- **Written request**
Give the total number of lines with the word "MSCI" in them, and no other words.

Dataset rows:
=======

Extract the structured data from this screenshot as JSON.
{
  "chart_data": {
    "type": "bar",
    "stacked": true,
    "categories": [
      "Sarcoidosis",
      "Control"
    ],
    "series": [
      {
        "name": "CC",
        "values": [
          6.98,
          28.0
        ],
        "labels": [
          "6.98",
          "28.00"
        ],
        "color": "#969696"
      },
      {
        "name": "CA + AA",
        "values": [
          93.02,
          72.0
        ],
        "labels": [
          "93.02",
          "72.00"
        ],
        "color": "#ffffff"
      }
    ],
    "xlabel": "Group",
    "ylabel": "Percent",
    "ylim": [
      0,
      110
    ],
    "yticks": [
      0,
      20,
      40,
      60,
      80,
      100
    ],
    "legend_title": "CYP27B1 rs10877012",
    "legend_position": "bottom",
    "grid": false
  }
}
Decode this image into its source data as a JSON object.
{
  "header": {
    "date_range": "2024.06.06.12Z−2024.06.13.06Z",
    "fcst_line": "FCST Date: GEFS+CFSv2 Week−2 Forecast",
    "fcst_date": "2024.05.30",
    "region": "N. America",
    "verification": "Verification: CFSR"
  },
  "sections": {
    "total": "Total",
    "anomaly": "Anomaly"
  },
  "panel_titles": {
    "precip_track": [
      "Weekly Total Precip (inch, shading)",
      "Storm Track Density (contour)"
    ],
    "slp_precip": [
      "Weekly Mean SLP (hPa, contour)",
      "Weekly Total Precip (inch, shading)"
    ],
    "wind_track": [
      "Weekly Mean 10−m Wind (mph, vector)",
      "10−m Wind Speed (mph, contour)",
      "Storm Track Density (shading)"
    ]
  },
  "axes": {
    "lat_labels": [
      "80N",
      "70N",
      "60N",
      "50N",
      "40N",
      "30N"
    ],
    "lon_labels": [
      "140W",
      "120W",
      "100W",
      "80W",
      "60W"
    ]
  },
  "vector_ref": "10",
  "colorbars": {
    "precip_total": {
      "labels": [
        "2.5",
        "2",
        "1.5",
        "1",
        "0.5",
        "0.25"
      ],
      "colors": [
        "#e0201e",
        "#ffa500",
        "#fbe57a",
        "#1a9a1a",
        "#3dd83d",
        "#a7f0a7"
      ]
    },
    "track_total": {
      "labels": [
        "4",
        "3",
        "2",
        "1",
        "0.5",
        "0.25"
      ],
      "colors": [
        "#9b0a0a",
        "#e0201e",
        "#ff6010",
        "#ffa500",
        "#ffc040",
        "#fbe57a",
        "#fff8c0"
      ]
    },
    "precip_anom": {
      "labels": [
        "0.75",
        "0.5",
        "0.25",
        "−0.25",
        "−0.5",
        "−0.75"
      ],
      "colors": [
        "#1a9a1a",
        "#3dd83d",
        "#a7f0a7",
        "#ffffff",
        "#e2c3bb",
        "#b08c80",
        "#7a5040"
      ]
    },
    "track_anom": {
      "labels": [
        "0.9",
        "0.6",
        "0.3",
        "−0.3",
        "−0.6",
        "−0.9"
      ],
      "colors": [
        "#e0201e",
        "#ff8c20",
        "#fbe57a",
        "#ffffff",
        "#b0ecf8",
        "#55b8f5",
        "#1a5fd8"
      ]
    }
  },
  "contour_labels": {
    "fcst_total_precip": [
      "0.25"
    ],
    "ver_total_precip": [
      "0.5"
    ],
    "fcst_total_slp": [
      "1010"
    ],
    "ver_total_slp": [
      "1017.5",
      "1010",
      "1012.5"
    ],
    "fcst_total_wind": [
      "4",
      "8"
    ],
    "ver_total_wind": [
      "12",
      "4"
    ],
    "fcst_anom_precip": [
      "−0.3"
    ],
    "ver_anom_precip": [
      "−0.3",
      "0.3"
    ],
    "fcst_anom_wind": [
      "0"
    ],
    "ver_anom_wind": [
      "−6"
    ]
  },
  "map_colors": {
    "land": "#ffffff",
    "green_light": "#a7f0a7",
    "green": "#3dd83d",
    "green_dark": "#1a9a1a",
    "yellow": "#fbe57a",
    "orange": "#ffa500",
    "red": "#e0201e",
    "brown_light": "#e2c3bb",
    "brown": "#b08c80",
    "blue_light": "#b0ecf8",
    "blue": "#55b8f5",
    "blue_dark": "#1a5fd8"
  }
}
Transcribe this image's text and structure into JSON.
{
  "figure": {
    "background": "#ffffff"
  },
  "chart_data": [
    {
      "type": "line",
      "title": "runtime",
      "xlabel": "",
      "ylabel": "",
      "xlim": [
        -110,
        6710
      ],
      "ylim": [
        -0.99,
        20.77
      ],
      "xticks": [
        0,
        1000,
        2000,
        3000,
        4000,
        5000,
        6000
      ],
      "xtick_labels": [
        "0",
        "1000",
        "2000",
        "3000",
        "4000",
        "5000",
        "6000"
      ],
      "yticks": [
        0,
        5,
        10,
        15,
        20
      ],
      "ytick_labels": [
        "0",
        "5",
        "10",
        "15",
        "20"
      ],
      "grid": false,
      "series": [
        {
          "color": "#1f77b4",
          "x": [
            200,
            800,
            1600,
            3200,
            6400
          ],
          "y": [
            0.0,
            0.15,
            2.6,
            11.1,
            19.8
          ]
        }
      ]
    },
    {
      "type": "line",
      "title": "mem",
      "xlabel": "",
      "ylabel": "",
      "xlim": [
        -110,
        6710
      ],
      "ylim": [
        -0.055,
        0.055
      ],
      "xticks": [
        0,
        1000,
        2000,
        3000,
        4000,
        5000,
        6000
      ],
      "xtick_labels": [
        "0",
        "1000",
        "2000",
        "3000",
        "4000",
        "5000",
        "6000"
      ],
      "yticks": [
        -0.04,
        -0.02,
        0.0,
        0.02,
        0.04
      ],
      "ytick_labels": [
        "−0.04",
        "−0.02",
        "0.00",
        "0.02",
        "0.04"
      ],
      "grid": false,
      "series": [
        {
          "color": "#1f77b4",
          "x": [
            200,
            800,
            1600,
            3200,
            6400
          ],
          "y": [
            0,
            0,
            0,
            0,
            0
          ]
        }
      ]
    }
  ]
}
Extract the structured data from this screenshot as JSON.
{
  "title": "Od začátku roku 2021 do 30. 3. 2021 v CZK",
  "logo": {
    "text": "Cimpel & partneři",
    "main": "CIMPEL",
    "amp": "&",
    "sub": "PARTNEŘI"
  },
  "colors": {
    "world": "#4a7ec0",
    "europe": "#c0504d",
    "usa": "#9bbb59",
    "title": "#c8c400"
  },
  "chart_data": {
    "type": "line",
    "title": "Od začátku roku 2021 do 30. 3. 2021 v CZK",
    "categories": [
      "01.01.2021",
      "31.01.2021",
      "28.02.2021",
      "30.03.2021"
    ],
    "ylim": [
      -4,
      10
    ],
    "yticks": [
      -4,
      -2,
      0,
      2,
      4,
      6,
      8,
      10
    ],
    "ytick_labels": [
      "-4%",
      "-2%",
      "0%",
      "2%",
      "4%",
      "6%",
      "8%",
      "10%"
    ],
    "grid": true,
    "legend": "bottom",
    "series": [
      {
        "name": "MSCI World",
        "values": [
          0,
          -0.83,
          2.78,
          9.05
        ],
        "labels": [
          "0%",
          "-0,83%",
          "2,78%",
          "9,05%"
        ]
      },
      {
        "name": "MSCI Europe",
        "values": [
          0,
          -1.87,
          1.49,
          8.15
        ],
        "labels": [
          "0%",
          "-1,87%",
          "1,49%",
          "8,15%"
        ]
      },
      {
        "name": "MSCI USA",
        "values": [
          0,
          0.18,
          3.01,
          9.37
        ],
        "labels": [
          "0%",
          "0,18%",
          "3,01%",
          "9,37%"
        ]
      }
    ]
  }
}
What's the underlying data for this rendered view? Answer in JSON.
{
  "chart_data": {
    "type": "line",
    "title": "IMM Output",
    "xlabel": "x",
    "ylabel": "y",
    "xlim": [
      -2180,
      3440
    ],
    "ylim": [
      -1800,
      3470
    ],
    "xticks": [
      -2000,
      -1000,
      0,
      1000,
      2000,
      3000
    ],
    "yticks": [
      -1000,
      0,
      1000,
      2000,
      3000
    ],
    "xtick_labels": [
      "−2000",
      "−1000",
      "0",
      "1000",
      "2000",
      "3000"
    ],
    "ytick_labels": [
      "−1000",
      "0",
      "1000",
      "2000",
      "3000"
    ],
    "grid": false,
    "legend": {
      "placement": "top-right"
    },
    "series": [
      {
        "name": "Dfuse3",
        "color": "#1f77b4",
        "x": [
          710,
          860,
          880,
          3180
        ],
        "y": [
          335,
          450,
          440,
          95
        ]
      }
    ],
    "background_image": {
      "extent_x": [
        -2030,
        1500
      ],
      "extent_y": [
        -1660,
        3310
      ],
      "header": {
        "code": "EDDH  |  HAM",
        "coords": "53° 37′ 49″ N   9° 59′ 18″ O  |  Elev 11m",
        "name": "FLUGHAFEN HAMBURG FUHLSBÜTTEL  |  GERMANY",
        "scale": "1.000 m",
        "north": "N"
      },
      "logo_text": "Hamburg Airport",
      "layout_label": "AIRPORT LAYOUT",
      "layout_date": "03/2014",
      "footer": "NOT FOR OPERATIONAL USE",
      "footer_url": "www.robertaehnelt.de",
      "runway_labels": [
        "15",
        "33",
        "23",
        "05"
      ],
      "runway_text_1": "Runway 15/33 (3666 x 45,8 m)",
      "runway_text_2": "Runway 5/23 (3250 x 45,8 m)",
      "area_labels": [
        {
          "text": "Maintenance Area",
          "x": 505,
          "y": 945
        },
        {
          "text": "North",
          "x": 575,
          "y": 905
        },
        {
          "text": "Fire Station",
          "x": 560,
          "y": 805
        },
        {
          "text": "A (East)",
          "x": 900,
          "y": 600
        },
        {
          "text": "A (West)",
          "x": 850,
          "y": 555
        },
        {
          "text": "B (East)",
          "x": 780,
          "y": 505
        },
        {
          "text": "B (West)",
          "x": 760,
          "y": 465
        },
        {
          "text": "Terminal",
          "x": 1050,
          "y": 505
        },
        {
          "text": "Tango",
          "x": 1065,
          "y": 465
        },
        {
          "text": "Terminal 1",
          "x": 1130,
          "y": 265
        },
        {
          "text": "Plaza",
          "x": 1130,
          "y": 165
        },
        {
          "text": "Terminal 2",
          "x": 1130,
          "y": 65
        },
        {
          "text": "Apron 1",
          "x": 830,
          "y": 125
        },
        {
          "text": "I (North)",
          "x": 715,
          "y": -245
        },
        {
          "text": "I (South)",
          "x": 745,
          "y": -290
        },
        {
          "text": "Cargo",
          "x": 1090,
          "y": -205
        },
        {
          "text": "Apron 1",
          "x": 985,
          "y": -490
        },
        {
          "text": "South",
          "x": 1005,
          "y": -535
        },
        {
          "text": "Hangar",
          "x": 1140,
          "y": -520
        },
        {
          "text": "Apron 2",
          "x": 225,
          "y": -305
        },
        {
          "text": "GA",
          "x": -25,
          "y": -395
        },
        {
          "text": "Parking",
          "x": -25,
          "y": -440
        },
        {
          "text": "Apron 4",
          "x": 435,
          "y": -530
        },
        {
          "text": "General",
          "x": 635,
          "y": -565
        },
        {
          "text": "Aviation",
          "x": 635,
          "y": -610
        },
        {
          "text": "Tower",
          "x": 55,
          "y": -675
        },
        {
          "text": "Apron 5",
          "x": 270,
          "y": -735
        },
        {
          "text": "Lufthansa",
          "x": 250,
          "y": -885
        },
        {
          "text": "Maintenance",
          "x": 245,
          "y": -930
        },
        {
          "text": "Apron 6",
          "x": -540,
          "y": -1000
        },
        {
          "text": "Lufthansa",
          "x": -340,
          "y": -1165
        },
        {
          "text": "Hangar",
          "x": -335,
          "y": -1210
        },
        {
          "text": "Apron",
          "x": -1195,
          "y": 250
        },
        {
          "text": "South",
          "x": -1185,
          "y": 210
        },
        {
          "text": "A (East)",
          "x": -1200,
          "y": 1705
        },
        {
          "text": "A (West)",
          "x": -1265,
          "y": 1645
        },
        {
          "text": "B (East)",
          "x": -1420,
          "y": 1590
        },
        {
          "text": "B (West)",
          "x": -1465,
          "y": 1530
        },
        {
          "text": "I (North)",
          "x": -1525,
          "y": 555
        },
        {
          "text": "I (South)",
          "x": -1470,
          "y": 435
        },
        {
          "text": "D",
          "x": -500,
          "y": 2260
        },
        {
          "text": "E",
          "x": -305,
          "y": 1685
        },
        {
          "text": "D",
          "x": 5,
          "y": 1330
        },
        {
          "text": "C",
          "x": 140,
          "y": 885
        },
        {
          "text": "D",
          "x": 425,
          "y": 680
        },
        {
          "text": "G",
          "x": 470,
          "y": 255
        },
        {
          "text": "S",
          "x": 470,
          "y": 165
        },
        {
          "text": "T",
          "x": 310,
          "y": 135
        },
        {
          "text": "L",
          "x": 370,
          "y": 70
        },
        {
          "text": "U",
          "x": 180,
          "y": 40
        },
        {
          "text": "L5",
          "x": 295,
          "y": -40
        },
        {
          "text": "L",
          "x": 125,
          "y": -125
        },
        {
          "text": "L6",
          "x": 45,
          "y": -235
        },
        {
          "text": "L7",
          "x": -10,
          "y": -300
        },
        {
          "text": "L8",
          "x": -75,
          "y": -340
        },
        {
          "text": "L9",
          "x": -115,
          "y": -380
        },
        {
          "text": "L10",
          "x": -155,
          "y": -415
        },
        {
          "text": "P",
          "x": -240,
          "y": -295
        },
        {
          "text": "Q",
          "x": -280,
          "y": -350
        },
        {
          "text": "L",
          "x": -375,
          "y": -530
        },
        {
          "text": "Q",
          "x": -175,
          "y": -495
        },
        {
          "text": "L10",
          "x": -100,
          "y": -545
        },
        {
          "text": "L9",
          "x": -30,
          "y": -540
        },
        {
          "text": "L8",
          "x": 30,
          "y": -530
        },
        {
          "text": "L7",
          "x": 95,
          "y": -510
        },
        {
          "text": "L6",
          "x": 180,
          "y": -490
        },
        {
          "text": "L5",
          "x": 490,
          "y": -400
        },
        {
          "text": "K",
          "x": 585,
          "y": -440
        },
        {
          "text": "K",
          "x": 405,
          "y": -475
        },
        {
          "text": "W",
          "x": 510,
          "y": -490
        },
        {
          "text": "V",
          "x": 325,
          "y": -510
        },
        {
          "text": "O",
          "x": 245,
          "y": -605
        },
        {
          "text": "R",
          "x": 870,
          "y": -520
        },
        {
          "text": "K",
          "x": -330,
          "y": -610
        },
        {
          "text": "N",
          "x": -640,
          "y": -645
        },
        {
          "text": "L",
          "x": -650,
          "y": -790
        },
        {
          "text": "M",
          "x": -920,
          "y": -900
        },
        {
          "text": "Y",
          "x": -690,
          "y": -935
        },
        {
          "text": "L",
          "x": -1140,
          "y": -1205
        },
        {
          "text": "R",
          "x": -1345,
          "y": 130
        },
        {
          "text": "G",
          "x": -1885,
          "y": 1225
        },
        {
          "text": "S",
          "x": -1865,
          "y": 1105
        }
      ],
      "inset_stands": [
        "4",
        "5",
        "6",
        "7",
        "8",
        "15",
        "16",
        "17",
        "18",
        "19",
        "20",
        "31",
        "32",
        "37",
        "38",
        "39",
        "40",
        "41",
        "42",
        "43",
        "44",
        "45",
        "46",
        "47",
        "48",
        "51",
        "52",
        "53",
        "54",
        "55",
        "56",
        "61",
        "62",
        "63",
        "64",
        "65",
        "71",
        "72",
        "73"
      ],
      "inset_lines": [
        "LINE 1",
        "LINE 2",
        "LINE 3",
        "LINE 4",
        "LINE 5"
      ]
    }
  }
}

=======

- **Result for this task**
3